**Record extracts**

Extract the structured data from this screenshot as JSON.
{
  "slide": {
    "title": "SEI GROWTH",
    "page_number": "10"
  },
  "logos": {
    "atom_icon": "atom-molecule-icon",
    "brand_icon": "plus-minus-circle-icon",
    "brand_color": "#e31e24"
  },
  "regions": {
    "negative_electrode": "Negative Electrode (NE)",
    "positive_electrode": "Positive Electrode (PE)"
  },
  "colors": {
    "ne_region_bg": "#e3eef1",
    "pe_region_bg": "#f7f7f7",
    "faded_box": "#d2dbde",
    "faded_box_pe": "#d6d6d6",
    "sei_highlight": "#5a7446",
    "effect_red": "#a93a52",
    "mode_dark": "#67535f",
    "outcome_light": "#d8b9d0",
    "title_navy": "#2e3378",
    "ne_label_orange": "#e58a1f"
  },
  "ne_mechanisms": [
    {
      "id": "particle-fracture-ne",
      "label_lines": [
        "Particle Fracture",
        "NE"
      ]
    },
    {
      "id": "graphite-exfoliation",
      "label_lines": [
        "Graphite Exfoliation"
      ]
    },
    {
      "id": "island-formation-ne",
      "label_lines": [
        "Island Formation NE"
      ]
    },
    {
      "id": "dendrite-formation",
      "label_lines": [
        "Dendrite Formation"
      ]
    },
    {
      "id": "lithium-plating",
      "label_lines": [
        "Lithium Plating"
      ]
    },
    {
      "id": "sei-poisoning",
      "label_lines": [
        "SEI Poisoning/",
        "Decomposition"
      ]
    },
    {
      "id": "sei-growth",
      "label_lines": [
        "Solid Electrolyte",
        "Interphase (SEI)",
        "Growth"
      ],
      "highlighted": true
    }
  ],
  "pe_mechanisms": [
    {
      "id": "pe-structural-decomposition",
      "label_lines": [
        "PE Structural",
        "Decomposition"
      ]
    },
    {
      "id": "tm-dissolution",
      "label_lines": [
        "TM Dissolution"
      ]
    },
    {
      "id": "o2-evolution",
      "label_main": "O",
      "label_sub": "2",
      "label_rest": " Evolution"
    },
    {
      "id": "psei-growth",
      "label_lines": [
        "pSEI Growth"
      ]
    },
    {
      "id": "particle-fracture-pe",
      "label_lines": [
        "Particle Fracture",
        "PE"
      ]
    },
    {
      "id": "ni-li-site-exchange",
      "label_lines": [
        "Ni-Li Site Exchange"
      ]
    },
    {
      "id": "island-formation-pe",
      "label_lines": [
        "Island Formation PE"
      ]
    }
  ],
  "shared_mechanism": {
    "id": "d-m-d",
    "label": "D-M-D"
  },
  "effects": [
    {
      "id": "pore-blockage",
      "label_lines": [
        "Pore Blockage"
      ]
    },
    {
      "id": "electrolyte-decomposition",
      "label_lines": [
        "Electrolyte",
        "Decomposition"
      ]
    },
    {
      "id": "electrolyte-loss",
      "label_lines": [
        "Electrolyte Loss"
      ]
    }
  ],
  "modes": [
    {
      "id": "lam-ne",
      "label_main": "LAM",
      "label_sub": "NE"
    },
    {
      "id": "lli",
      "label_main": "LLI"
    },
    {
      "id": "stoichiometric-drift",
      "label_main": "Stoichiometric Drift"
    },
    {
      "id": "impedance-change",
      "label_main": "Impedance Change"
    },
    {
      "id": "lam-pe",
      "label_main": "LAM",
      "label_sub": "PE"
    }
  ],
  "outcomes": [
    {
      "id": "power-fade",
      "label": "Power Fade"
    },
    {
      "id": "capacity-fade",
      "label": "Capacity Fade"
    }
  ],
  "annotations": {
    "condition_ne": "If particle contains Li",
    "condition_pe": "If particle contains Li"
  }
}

**Directions**
All lines in the data that contain the word "contains" should be copied.

**Solution to this problem**
    "condition_ne": "If particle contains Li",
    "condition_pe": "If particle contains Li"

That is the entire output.